Given request:
Your task is to print every entry below exactly as given.

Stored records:

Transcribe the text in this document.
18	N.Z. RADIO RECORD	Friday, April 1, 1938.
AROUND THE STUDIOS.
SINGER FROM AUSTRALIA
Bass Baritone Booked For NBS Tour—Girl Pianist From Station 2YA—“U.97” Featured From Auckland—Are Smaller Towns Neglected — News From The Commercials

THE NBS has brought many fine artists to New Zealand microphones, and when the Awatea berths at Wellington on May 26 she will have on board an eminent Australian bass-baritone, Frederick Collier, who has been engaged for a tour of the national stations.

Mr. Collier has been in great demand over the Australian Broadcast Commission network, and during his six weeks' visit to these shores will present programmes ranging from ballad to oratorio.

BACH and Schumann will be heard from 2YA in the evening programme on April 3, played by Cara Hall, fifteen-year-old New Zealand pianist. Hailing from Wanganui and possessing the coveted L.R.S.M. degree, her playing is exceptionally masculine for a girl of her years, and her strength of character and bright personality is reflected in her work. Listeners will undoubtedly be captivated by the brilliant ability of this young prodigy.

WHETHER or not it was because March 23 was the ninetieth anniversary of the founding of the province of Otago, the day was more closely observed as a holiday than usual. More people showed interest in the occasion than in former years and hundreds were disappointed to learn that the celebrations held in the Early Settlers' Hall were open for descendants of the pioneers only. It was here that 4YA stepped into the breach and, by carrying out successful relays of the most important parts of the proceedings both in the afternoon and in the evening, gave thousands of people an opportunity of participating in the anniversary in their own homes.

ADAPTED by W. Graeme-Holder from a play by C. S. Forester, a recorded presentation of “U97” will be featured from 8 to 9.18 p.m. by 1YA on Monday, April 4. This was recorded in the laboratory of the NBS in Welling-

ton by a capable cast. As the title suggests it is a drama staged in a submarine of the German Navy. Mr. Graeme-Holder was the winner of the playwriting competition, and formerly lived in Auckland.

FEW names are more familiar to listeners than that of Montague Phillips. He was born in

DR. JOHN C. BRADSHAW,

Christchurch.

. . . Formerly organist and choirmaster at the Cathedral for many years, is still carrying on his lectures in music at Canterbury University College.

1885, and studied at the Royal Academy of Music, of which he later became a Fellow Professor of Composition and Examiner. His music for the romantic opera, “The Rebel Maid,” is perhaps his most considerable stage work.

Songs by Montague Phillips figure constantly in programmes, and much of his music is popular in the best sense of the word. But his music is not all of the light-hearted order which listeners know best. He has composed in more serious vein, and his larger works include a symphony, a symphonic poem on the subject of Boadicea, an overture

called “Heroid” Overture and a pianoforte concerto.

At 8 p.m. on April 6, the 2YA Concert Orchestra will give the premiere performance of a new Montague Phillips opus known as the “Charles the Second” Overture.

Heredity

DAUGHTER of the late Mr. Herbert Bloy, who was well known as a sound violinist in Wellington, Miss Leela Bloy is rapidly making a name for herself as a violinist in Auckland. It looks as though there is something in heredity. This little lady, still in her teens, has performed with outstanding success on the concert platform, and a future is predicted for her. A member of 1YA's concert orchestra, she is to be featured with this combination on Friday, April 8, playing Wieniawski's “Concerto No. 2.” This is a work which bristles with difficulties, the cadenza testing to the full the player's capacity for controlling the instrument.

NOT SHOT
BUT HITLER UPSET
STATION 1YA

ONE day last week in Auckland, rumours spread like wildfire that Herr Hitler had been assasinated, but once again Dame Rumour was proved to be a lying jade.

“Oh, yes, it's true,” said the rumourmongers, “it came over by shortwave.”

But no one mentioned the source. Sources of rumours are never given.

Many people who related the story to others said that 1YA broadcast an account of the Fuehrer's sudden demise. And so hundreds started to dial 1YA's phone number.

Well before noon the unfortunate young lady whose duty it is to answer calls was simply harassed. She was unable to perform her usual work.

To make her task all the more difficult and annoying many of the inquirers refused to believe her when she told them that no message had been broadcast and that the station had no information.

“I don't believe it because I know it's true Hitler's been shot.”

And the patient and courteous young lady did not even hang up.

Output of the task:
Transcribe the text in this document.
18	N.Z. RADIO RECORD	Friday, April 1, 1938.
AROUND THE STUDIOS.
SINGER FROM AUSTRALIA
Bass Baritone Booked For NBS Tour—Girl Pianist From Station 2YA—“U.97” Featured From Auckland—Are Smaller Towns Neglected — News From The Commercials

THE NBS has brought many fine artists to New Zealand microphones, and when the Awatea berths at Wellington on May 26 she will have on board an eminent Australian bass-baritone, Frederick Collier, who has been engaged for a tour of the national stations.

Mr. Collier has been in great demand over the Australian Broadcast Commission network, and during his six weeks' visit to these shores will present programmes ranging from ballad to oratorio.

BACH and Schumann will be heard from 2YA in the evening programme on April 3, played by Cara Hall, fifteen-year-old New Zealand pianist. Hailing from Wanganui and possessing the coveted L.R.S.M. degree, her playing is exceptionally masculine for a girl of her years, and her strength of character and bright personality is reflected in her work. Listeners will undoubtedly be captivated by the brilliant ability of this young prodigy.

WHETHER or not it was because March 23 was the ninetieth anniversary of the founding of the province of Otago, the day was more closely observed as a holiday than usual. More people showed interest in the occasion than in former years and hundreds were disappointed to learn that the celebrations held in the Early Settlers' Hall were open for descendants of the pioneers only. It was here that 4YA stepped into the breach and, by carrying out successful relays of the most important parts of the proceedings both in the afternoon and in the evening, gave thousands of people an opportunity of participating in the anniversary in their own homes.

ADAPTED by W. Graeme-Holder from a play by C. S. Forester, a recorded presentation of “U97” will be featured from 8 to 9.18 p.m. by 1YA on Monday, April 4. This was recorded in the laboratory of the NBS in Welling-

ton by a capable cast. As the title suggests it is a drama staged in a submarine of the German Navy. Mr. Graeme-Holder was the winner of the playwriting competition, and formerly lived in Auckland.

FEW names are more familiar to listeners than that of Montague Phillips. He was born in

DR. JOHN C. BRADSHAW,

Christchurch.

. . . Formerly organist and choirmaster at the Cathedral for many years, is still carrying on his lectures in music at Canterbury University College.

1885, and studied at the Royal Academy of Music, of which he later became a Fellow Professor of Composition and Examiner. His music for the romantic opera, “The Rebel Maid,” is perhaps his most considerable stage work.

Songs by Montague Phillips figure constantly in programmes, and much of his music is popular in the best sense of the word. But his music is not all of the light-hearted order which listeners know best. He has composed in more serious vein, and his larger works include a symphony, a symphonic poem on the subject of Boadicea, an overture

called “Heroid” Overture and a pianoforte concerto.

At 8 p.m. on April 6, the 2YA Concert Orchestra will give the premiere performance of a new Montague Phillips opus known as the “Charles the Second” Overture.

Heredity

DAUGHTER of the late Mr. Herbert Bloy, who was well known as a sound violinist in Wellington, Miss Leela Bloy is rapidly making a name for herself as a violinist in Auckland. It looks as though there is something in heredity. This little lady, still in her teens, has performed with outstanding success on the concert platform, and a future is predicted for her. A member of 1YA's concert orchestra, she is to be featured with this combination on Friday, April 8, playing Wieniawski's “Concerto No. 2.” This is a work which bristles with difficulties, the cadenza testing to the full the player's capacity for controlling the instrument.

NOT SHOT
BUT HITLER UPSET
STATION 1YA

ONE day last week in Auckland, rumours spread like wildfire that Herr Hitler had been assasinated, but once again Dame Rumour was proved to be a lying jade.

“Oh, yes, it's true,” said the rumourmongers, “it came over by shortwave.”

But no one mentioned the source. Sources of rumours are never given.

Many people who related the story to others said that 1YA broadcast an account of the Fuehrer's sudden demise. And so hundreds started to dial 1YA's phone number.

Well before noon the unfortunate young lady whose duty it is to answer calls was simply harassed. She was unable to perform her usual work.

To make her task all the more difficult and annoying many of the inquirers refused to believe her when she told them that no message had been broadcast and that the station had no information.

“I don't believe it because I know it's true Hitler's been shot.”

And the patient and courteous young lady did not even hang up.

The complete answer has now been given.